*WRITTEN REQUEST*:
Retype exactly the lines from the line with "OCR this image." to the end of the data, keeping both boundary lines.

(Dataset excerpt)
+ + + + + + +
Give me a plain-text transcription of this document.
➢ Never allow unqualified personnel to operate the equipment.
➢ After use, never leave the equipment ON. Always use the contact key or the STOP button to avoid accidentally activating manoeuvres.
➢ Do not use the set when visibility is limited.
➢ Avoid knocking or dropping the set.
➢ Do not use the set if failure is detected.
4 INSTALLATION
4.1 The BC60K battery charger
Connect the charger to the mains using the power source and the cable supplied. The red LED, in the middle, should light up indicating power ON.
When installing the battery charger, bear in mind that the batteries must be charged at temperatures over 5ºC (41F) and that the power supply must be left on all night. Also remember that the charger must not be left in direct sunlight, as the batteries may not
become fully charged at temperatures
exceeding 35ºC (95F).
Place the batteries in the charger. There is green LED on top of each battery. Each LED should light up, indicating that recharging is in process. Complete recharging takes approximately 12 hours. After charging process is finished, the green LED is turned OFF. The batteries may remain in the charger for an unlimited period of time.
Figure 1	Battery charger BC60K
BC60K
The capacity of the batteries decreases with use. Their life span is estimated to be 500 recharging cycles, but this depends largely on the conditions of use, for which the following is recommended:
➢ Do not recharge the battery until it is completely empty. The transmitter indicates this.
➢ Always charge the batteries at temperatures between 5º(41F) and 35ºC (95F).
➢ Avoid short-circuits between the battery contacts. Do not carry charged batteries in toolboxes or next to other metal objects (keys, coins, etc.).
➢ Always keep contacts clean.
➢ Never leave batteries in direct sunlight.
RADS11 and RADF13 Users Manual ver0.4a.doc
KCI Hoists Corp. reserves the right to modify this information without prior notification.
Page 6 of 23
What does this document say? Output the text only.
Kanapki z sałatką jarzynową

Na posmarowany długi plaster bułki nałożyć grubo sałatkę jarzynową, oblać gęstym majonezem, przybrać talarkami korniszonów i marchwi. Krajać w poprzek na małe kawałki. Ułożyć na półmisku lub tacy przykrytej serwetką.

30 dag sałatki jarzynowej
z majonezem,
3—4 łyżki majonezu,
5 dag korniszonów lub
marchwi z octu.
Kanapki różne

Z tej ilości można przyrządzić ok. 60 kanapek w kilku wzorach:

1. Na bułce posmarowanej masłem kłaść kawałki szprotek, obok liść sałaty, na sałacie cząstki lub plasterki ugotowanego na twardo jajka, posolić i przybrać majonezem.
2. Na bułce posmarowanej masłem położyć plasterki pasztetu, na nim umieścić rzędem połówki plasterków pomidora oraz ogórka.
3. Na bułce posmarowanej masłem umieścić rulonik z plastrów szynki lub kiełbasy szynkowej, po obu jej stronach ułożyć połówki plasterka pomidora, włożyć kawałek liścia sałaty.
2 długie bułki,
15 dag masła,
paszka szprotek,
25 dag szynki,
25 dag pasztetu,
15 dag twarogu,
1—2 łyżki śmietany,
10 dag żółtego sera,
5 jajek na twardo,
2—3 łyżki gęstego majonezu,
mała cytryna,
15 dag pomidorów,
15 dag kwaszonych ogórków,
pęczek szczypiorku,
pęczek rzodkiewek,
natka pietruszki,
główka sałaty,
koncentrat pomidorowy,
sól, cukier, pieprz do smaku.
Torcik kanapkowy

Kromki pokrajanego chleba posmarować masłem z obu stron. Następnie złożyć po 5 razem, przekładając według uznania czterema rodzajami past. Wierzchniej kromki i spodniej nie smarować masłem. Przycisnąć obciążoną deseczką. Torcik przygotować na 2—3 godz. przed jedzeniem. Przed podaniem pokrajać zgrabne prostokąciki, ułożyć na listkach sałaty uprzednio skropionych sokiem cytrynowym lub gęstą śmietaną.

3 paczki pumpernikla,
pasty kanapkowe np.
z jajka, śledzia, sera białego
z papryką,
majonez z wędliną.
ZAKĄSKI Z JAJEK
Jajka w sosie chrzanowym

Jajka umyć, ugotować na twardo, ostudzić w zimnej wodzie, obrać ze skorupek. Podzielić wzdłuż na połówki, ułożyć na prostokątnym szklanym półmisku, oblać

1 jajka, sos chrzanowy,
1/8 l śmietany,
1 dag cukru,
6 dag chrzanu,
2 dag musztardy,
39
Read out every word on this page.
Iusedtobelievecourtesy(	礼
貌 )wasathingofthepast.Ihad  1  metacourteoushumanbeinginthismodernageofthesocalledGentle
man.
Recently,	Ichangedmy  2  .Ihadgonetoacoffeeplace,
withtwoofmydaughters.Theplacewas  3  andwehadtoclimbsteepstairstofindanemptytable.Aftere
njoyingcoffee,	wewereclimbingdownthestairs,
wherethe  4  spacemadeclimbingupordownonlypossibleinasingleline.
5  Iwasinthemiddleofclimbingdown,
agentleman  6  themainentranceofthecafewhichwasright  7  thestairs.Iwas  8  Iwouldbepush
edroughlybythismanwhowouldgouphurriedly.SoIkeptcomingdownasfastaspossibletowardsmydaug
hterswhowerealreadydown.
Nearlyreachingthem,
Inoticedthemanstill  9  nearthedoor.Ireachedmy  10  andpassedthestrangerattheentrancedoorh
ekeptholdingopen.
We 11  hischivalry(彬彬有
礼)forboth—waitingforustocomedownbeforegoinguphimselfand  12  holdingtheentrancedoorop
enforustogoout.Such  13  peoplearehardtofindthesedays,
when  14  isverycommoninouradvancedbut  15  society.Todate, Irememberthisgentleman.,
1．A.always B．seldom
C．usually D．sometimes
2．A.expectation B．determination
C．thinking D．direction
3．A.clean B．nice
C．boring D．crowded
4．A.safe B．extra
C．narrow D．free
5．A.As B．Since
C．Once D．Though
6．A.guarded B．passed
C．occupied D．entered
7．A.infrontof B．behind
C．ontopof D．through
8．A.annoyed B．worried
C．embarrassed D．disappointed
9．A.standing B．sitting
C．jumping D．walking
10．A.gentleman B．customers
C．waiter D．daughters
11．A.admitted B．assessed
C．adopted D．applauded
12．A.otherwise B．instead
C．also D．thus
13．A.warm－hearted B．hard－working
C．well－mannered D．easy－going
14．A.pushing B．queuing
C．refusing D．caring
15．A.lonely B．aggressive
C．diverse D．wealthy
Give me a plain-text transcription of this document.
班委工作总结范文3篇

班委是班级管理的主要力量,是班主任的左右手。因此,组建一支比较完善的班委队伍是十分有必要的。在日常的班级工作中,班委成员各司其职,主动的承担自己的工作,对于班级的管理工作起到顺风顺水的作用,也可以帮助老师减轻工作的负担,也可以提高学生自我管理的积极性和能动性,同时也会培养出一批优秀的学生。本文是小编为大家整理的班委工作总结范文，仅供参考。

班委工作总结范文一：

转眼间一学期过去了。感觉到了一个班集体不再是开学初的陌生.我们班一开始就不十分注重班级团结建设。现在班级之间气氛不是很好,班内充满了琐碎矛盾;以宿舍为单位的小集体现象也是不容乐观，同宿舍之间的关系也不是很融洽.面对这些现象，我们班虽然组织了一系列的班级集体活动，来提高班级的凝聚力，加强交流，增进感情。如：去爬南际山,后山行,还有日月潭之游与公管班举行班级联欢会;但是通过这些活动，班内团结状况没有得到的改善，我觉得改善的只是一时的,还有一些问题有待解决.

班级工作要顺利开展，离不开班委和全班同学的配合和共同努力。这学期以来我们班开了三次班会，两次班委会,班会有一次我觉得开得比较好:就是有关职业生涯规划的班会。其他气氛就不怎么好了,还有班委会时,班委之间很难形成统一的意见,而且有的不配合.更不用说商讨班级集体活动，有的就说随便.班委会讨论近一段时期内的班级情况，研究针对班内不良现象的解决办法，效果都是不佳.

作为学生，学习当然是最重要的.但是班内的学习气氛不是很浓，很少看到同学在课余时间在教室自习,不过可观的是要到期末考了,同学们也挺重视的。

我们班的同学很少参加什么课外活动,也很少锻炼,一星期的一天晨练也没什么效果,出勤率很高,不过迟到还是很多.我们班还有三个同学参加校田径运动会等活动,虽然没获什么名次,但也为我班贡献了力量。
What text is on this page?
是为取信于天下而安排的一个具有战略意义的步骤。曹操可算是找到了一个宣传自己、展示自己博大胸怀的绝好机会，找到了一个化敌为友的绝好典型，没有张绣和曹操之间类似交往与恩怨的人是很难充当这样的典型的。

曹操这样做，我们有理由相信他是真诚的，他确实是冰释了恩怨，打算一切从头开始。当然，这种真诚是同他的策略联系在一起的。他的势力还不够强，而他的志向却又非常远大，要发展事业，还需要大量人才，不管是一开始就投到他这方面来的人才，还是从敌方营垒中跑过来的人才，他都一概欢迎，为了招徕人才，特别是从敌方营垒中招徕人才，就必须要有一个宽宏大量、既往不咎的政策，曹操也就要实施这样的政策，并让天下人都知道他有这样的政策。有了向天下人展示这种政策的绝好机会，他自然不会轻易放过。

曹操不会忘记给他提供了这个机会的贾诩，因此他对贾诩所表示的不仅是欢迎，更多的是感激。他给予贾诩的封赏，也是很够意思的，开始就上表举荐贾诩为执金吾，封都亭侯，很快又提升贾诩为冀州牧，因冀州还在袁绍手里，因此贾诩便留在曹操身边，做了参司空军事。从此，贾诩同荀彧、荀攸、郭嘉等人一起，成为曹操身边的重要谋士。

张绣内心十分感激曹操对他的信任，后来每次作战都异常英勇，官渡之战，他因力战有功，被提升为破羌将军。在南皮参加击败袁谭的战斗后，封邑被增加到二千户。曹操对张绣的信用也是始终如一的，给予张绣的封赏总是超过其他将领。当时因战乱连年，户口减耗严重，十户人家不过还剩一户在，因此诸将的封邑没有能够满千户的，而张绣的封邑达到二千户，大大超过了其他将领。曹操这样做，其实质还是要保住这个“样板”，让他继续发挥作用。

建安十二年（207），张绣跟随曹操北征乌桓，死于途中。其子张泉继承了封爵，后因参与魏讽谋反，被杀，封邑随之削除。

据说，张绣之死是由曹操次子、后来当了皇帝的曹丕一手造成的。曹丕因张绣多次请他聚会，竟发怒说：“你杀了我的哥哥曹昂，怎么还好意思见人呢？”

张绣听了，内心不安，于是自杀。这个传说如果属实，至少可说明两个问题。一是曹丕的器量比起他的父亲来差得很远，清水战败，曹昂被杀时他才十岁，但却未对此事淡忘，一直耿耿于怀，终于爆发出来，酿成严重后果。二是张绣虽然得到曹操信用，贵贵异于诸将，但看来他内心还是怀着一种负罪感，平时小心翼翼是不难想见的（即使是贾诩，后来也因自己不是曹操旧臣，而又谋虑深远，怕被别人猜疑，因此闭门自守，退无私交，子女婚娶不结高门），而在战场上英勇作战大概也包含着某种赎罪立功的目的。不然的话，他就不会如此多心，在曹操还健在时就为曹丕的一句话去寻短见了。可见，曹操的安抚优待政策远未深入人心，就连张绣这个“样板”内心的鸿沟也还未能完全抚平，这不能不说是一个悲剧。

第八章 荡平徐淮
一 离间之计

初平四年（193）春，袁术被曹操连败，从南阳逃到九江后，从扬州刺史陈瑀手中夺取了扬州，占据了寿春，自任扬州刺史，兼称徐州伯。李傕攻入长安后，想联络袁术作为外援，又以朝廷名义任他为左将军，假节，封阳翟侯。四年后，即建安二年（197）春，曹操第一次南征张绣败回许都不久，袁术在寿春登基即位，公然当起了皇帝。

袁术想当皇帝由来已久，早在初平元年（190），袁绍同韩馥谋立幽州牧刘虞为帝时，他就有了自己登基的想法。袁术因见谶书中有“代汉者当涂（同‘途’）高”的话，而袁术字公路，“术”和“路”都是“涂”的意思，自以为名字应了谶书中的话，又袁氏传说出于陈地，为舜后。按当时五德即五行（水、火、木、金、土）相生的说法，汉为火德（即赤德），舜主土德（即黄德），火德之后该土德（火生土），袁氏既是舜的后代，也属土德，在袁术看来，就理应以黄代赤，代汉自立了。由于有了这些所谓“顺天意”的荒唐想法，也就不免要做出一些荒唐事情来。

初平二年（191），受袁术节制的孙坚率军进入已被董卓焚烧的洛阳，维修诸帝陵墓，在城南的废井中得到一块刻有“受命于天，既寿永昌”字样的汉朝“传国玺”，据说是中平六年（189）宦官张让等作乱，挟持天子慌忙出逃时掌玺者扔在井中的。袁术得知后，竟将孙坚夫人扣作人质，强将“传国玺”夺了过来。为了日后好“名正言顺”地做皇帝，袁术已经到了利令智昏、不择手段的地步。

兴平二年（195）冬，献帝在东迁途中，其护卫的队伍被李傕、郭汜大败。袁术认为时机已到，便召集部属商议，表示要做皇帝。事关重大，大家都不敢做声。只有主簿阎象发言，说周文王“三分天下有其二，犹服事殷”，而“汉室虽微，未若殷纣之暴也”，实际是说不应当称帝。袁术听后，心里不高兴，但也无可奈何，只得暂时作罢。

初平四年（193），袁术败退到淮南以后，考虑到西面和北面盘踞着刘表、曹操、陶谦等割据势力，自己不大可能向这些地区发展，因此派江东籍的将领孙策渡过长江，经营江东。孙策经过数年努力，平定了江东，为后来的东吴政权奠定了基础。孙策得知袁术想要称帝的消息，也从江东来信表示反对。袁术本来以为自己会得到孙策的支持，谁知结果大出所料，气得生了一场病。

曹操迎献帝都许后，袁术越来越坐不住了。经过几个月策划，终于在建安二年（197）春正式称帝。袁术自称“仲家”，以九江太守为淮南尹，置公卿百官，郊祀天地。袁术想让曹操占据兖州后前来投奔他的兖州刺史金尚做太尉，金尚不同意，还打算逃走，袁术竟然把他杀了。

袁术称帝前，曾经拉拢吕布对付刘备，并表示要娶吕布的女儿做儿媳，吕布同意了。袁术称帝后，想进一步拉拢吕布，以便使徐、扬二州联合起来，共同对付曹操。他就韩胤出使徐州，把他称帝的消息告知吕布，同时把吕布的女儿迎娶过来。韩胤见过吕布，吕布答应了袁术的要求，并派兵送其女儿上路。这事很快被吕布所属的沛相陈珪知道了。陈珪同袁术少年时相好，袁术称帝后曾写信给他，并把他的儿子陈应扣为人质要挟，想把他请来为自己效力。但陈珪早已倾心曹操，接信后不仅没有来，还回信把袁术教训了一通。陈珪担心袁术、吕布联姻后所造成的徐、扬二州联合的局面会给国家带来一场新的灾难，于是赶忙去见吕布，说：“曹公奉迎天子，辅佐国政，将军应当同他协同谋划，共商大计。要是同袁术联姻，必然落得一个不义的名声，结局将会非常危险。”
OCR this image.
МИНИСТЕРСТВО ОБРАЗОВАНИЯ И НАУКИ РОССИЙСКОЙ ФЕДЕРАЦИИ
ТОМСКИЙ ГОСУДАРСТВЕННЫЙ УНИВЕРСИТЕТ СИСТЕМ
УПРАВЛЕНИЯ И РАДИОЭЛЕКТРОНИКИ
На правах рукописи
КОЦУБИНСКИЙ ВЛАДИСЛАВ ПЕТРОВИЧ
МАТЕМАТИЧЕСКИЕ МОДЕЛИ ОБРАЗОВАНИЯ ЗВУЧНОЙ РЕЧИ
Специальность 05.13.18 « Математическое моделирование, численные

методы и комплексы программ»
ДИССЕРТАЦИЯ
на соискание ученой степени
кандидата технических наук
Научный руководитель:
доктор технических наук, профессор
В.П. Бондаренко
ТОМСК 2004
+ + + + + + +
*TASK SOLUTION*:
OCR this image.
МИНИСТЕРСТВО ОБРАЗОВАНИЯ И НАУКИ РОССИЙСКОЙ ФЕДЕРАЦИИ
ТОМСКИЙ ГОСУДАРСТВЕННЫЙ УНИВЕРСИТЕТ СИСТЕМ
УПРАВЛЕНИЯ И РАДИОЭЛЕКТРОНИКИ
На правах рукописи
КОЦУБИНСКИЙ ВЛАДИСЛАВ ПЕТРОВИЧ
МАТЕМАТИЧЕСКИЕ МОДЕЛИ ОБРАЗОВАНИЯ ЗВУЧНОЙ РЕЧИ
Специальность 05.13.18 « Математическое моделирование, численные

методы и комплексы программ»
ДИССЕРТАЦИЯ
на соискание ученой степени
кандидата технических наук
Научный руководитель:
доктор технических наук, профессор
В.П. Бондаренко
ТОМСК 2004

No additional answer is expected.